■ What is expected
Return the material below in full and exactly.

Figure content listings
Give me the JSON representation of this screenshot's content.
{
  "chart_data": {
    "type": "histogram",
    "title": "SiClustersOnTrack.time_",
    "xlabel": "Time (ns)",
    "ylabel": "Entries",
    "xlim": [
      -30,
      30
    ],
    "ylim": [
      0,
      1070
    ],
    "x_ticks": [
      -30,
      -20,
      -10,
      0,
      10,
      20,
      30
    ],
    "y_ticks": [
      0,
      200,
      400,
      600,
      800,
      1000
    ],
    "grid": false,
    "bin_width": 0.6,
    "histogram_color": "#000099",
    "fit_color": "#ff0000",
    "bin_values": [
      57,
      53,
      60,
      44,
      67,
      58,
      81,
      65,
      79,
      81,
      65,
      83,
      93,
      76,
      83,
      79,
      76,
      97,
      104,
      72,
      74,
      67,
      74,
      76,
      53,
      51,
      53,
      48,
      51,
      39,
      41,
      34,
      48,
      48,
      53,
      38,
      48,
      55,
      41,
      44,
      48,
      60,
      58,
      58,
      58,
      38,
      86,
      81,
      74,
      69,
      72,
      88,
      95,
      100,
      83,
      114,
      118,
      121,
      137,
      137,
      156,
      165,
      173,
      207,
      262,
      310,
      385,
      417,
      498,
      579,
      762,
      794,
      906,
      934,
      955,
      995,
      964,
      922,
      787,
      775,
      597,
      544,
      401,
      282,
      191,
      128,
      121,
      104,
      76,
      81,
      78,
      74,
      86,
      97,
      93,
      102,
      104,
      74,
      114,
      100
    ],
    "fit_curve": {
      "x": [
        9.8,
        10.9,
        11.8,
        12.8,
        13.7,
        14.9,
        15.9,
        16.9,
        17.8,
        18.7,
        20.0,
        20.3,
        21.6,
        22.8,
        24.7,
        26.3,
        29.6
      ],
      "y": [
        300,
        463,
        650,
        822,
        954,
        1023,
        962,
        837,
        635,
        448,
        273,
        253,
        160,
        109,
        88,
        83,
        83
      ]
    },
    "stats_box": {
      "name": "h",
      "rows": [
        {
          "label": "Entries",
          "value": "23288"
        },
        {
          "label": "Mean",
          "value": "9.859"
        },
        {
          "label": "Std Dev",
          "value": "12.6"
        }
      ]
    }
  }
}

■ Solution to this task
Give me the JSON representation of this screenshot's content.
{
  "chart_data": {
    "type": "histogram",
    "title": "SiClustersOnTrack.time_",
    "xlabel": "Time (ns)",
    "ylabel": "Entries",
    "xlim": [
      -30,
      30
    ],
    "ylim": [
      0,
      1070
    ],
    "x_ticks": [
      -30,
      -20,
      -10,
      0,
      10,
      20,
      30
    ],
    "y_ticks": [
      0,
      200,
      400,
      600,
      800,
      1000
    ],
    "grid": false,
    "bin_width": 0.6,
    "histogram_color": "#000099",
    "fit_color": "#ff0000",
    "bin_values": [
      57,
      53,
      60,
      44,
      67,
      58,
      81,
      65,
      79,
      81,
      65,
      83,
      93,
      76,
      83,
      79,
      76,
      97,
      104,
      72,
      74,
      67,
      74,
      76,
      53,
      51,
      53,
      48,
      51,
      39,
      41,
      34,
      48,
      48,
      53,
      38,
      48,
      55,
      41,
      44,
      48,
      60,
      58,
      58,
      58,
      38,
      86,
      81,
      74,
      69,
      72,
      88,
      95,
      100,
      83,
      114,
      118,
      121,
      137,
      137,
      156,
      165,
      173,
      207,
      262,
      310,
      385,
      417,
      498,
      579,
      762,
      794,
      906,
      934,
      955,
      995,
      964,
      922,
      787,
      775,
      597,
      544,
      401,
      282,
      191,
      128,
      121,
      104,
      76,
      81,
      78,
      74,
      86,
      97,
      93,
      102,
      104,
      74,
      114,
      100
    ],
    "fit_curve": {
      "x": [
        9.8,
        10.9,
        11.8,
        12.8,
        13.7,
        14.9,
        15.9,
        16.9,
        17.8,
        18.7,
        20.0,
        20.3,
        21.6,
        22.8,
        24.7,
        26.3,
        29.6
      ],
      "y": [
        300,
        463,
        650,
        822,
        954,
        1023,
        962,
        837,
        635,
        448,
        273,
        253,
        160,
        109,
        88,
        83,
        83
      ]
    },
    "stats_box": {
      "name": "h",
      "rows": [
        {
          "label": "Entries",
          "value": "23288"
        },
        {
          "label": "Mean",
          "value": "9.859"
        },
        {
          "label": "Std Dev",
          "value": "12.6"
        }
      ]
    }
  }
}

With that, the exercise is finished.